State the number of lines that contain the word "قناة", and add nothing else.

— start of Material —

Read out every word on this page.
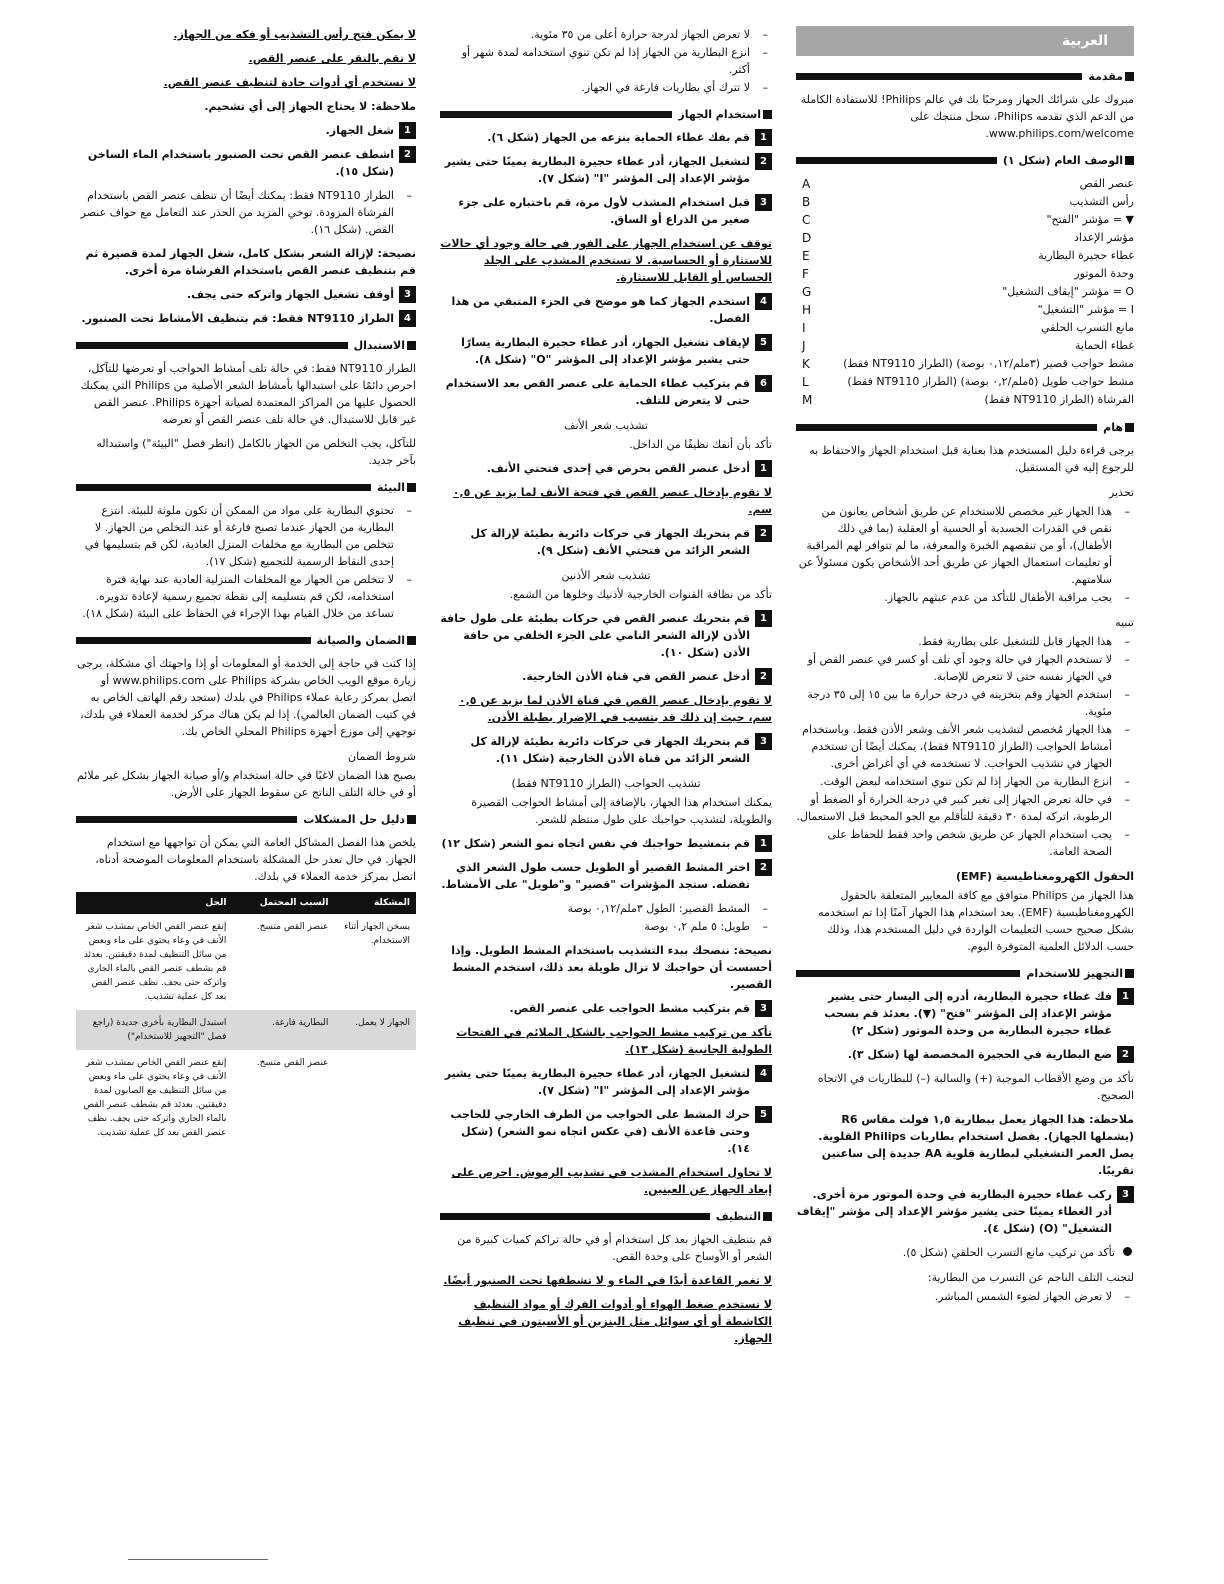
العربية
مقدمة

مبروك على شرائك الجهاز ومرحبًا بك في عالم Philips! للاستفادة الكاملة من الدعم الذي تقدمه Philips، سجل منتجك على www.philips.com/welcome.

الوصف العام (شكل ١)
عنصر القص
A
رأس التشذيب
B
▼ = مؤشر "الفتح"
C
مؤشر الإعداد
D
غطاء حجيرة البطارية
E
وحدة الموتور
F
O = مؤشر "إيقاف التشغيل"
G
I = مؤشر "التشغيل"
H
مانع التسرب الحلقي
I
غطاء الحماية
J
مشط حواجب قصير (٣ملم/٠,١٢ بوصة) (الطراز NT9110 فقط)
K
مشط حواجب طويل (٥ملم/٠,٢ بوصة) (الطراز NT9110 فقط)
L
الفرشاة (الطراز NT9110 فقط)
M
هام

يرجى قراءة دليل المستخدم هذا بعناية قبل استخدام الجهاز والاحتفاظ به للرجوع إليه في المستقبل.

تحذير
– هذا الجهاز غير مخصص للاستخدام عن طريق أشخاص يعانون من نقص في القدرات الجسدية أو الحسية أو العقلية (بما في ذلك الأطفال)، أو من تنقصهم الخبرة والمعرفة، ما لم تتوافر لهم المراقبة أو تعليمات استعمال الجهاز عن طريق أحد الأشخاص يكون مسئولاً عن سلامتهم.
– يجب مراقبة الأطفال للتأكد من عدم عبثهم بالجهاز.
تنبيه
– هذا الجهاز قابل للتشغيل على بطارية فقط.
– لا تستخدم الجهاز في حالة وجود أي تلف أو كسر في عنصر القص أو في الجهاز نفسه حتى لا تتعرض للإصابة.
– استخدم الجهاز وقم بتخزينه في درجة حرارة ما بين ١٥ إلى ٣٥ درجة مئوية.
– هذا الجهاز مُخصص لتشذيب شعر الأنف وشعر الأذن فقط. وباستخدام أمشاط الحواجب (الطراز NT9110 فقط)، يمكنك أيضًا أن تستخدم الجهاز في تشذيب الحواجب. لا تستخدمه في أي أغراض أخرى.
– انزع البطارية من الجهاز إذا لم تكن تنوي استخدامه لبعض الوقت.
– في حالة تعرض الجهاز إلى تغير كبير في درجة الحرارة أو الضغط أو الرطوبة، اتركه لمدة ٣٠ دقيقة للتأقلم مع الجو المحيط قبل الاستعمال.
– يجب استخدام الجهاز عن طريق شخص واحد فقط للحفاظ على الصحة العامة.
الحقول الكهرومغناطيسية (EMF)

هذا الجهاز من Philips متوافق مع كافة المعايير المتعلقة بالحقول الكهرومغناطيسية (EMF). يعد استخدام هذا الجهاز آمنًا إذا تم استخدمه بشكل صحيح حسب التعليمات الواردة في دليل المستخدم هذا، وذلك حسب الدلائل العلمية المتوفرة اليوم.

التجهيز للاستخدام
1
فك غطاء حجيرة البطارية، أدره إلى اليسار حتى يشير مؤشر الإعداد إلى المؤشر "فتح" (▼). بعدئذ قم بسحب غطاء حجيرة البطارية من وحدة الموتور (شكل ٢)
2
ضع البطارية في الحجيرة المخصصة لها (شكل ٣).

تأكد من وضع الأقطاب الموجبة (+) والسالبة (–) للبطاريات في الاتجاه الصحيح.

ملاحظة: هذا الجهاز يعمل ببطارية ١,٥ فولت مقاس R6 (يشملها الجهاز). يفضل استخدام بطاريات Philips القلوية. يصل العمر التشغيلي لبطارية قلوية AA جديدة إلى ساعتين تقريبًا.

3
ركب غطاء حجيرة البطارية في وحدة الموتور مرة أخرى. أدر الغطاء يمينًا حتى يشير مؤشر الإعداد إلى مؤشر "إيقاف التشغيل" (O) (شكل ٤).
تأكد من تركيب مانع التسرب الحلقي (شكل ٥).
لتجنب التلف الناجم عن التسرب من البطارية:
– لا تعرض الجهاز لضوء الشمس المباشر.
– لا تعرض الجهاز لدرجة حرارة أعلى من ٣٥ مئوية.
– انزع البطارية من الجهاز إذا لم تكن تنوي استخدامه لمدة شهر أو أكثر.
– لا تترك أي بطاريات فارغة في الجهاز.
استخدام الجهاز
1
قم بفك غطاء الحماية بنزعه من الجهاز (شكل ٦).
2
لتشغيل الجهاز، أدر غطاء حجيرة البطارية يمينًا حتى يشير مؤشر الإعداد إلى المؤشر "I" (شكل ٧).
3
قبل استخدام المشذب لأول مرة، قم باختباره على جزء صغير من الذراع أو الساق.

توقف عن استخدام الجهاز على الفور في حالة وجود أي حالات للاستثارة أو الحساسية. لا تستخدم المشذب على الجلد الحساس أو القابل للاستثارة.

4
استخدم الجهاز كما هو موضح في الجزء المتبقي من هذا الفصل.
5
لإيقاف تشغيل الجهاز، أدر غطاء حجيرة البطارية يسارًا حتى يشير مؤشر الإعداد إلى المؤشر "O" (شكل ٨).
6
قم بتركيب غطاء الحماية على عنصر القص بعد الاستخدام حتى لا يتعرض للتلف.
تشذيب شعر الأنف

تأكد بأن أنفك نظيفًا من الداخل.

1
أدخل عنصر القص بحرص في إحدى فتحتي الأنف.

لا تقوم بإدخال عنصر القص في فتحة الأنف لما يزيد عن ٠,٥ سم.

2
قم بتحريك الجهاز في حركات دائرية بطيئة لإزالة كل الشعر الزائد من فتحتي الأنف (شكل ٩).
تشذيب شعر الأذنين

تأكد من نظافة القنوات الخارجية لأذنيك وخلوها من الشمع.

1
قم بتحريك عنصر القص في حركات بطيئة على طول حافة الأذن لإزالة الشعر النامي على الجزء الخلفي من حافة الأذن (شكل ١٠).
2
أدخل عنصر القص في قناة الأذن الخارجية.

لا تقوم بإدخال عنصر القص في قناة الأذن لما يزيد عن ٠,٥ سم، حيث إن ذلك قد يتسبب في الإضرار بطبلة الأذن.

3
قم بتحريك الجهاز في حركات دائرية بطيئة لإزالة كل الشعر الزائد من قناة الأذن الخارجية (شكل ١١).
تشذيب الحواجب (الطراز NT9110 فقط)

يمكنك استخدام هذا الجهاز، بالإضافة إلى أمشاط الحواجب القصيرة والطويلة، لتشذيب حواجبك على طول منتظم للشعر.

1
قم بتمشيط حواجبك في نفس اتجاه نمو الشعر (شكل ١٢)
2
اختر المشط القصير أو الطويل حسب طول الشعر الذي تفضله. ستجد المؤشرات "قصير" و"طويل" على الأمشاط.
– المشط القصير: الطول ٣ملم/٠,١٢ بوصة
– طويل: ٥ ملم ٠,٢ بوصة

نصيحة: ننصحك ببدء التشذيب باستخدام المشط الطويل. وإذا أحسست أن حواجبك لا تزال طويلة بعد ذلك، استخدم المشط القصير.

3
قم بتركيب مشط الحواجب على عنصر القص.

تأكد من تركيب مشط الحواجب بالشكل الملائم في الفتحات الطولية الجانبية (شكل ١٣).

4
لتشغيل الجهاز، أدر غطاء حجيرة البطارية يمينًا حتى يشير مؤشر الإعداد إلى المؤشر "I" (شكل ٧).
5
حرك المشط على الحواجب من الطرف الخارجي للحاجب وحتى قاعدة الأنف (في عكس اتجاه نمو الشعر) (شكل ١٤).

لا تحاول استخدام المشذب في تشذيب الرموش. احرص على إبعاد الجهاز عن العينين.

التنظيف

قم بتنظيف الجهاز بعد كل استخدام أو في حالة تراكم كميات كبيرة من الشعر أو الأوساخ على وحدة القص.

لا تغمر القاعدة أبدًا في الماء و لا تشطفها تحت الصنبور أيضًا.

لا تستخدم ضغط الهواء أو أدوات الفرك أو مواد التنظيف الكاشطة أو أي سوائل مثل البنزين أو الأسيتون في تنظيف الجهاز.

لا يمكن فتح رأس التشذيب أو فكه من الجهاز.

لا تقم بالنقر على عنصر القص.

لا تستخدم أي أدوات حادة لتنظيف عنصر القص.

ملاحظة: لا يحتاج الجهاز إلى أي تشحيم.

1
شغل الجهاز.
2
اشطف عنصر القص تحت الصنبور باستخدام الماء الساخن (شكل ١٥).
– الطراز NT9110 فقط: يمكنك أيضًا أن تنظف عنصر القص باستخدام الفرشاة المزودة. توخي المزيد من الحذر عند التعامل مع حواف عنصر القص. (شكل ١٦).

نصيحة: لإزالة الشعر بشكل كامل، شغل الجهاز لمدة قصيرة ثم قم بتنظيف عنصر القص باستخدام الفرشاة مرة أخرى.

3
أوقف تشغيل الجهاز واتركه حتى يجف.
4
الطراز NT9110 فقط: قم بتنظيف الأمشاط تحت الصنبور.
الاستبدال

الطراز NT9110 فقط: في حالة تلف أمشاط الحواجب أو تعرضها للتآكل، احرص دائمًا على استبدالها بأمشاط الشعر الأصلية من Philips التي يمكنك الحصول عليها من المراكز المعتمدة لصيانة أجهزة Philips. عنصر القص غير قابل للاستبدال. في حالة تلف عنصر القص أو تعرضه

للتآكل، يجب التخلص من الجهاز بالكامل (انظر فصل "البيئة") واستبداله بآخر جديد.

البيئة
– تحتوي البطارية على مواد من الممكن أن تكون ملوثة للبيئة. انتزع البطارية من الجهاز عندما تصبح فارغة أو عند التخلص من الجهاز. لا تتخلص من البطارية مع مخلفات المنزل العادية، لكن قم بتسليمها في إحدى النقاط الرسمية للتجميع (شكل ١٧).
– لا تتخلص من الجهاز مع المخلفات المنزلية العادية عند نهاية فترة استخدامه، لكن قم بتسليمه إلى نقطة تجميع رسمية لإعادة تدويره. تساعد من خلال القيام بهذا الإجراء في الحفاظ على البيئة (شكل ١٨).
الضمان والصيانة

إذا كنت في حاجة إلى الخدمة أو المعلومات أو إذا واجهتك أي مشكلة، يرجى زيارة موقع الويب الخاص بشركة Philips على www.philips.com أو اتصل بمركز رعاية عملاء Philips في بلدك (ستجد رقم الهاتف الخاص به في كتيب الضمان العالمي). إذا لم يكن هناك مركز لخدمة العملاء في بلدك، توجهي إلى موزع أجهزة Philips المحلي الخاص بك.

شروط الضمان

يصبح هذا الضمان لاغيًا في حالة استخدام و/أو صيانة الجهاز بشكل غير ملائم أو في حالة التلف الناتج عن سقوط الجهاز على الأرض.

دليل حل المشكلات

يلخص هذا الفصل المشاكل العامة التي يمكن أن تواجهها مع استخدام الجهاز. في حال تعذر حل المشكلة باستخدام المعلومات الموضحة أدناه، اتصل بمركز خدمة العملاء في بلدك.

المشكلة	السبب المحتمل	الحل
يسخن الجهاز أثناء الاستخدام.	عنصر القص متسخ.	إنقع عنصر القص الخاص بمشذب شعر الأنف في وعاء يحتوي على ماء وبعض من سائل التنظيف لمدة دقيقتين. بعدئذ قم بشطف عنصر القص بالماء الجاري واتركه حتى يجف. نظف عنصر القص بعد كل عملية تشذيب.
الجهاز لا يعمل.	البطارية فارغة.	استبدل البطارية بأخرى جديدة (راجع فصل "التجهيز للاستخدام")
	عنصر القص متسخ.	إنقع عنصر القص الخاص بمشذب شعر الأنف في وعاء يحتوي على ماء وبعض من سائل التنظيف مع الصابون لمدة دقيقتين. بعدئذ قم بشطف عنصر القص بالماء الجاري واتركه حتى يجف. نظف عنصر القص بعد كل عملية تشذيب.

— end of Material —

◆ Worked answer ◆
3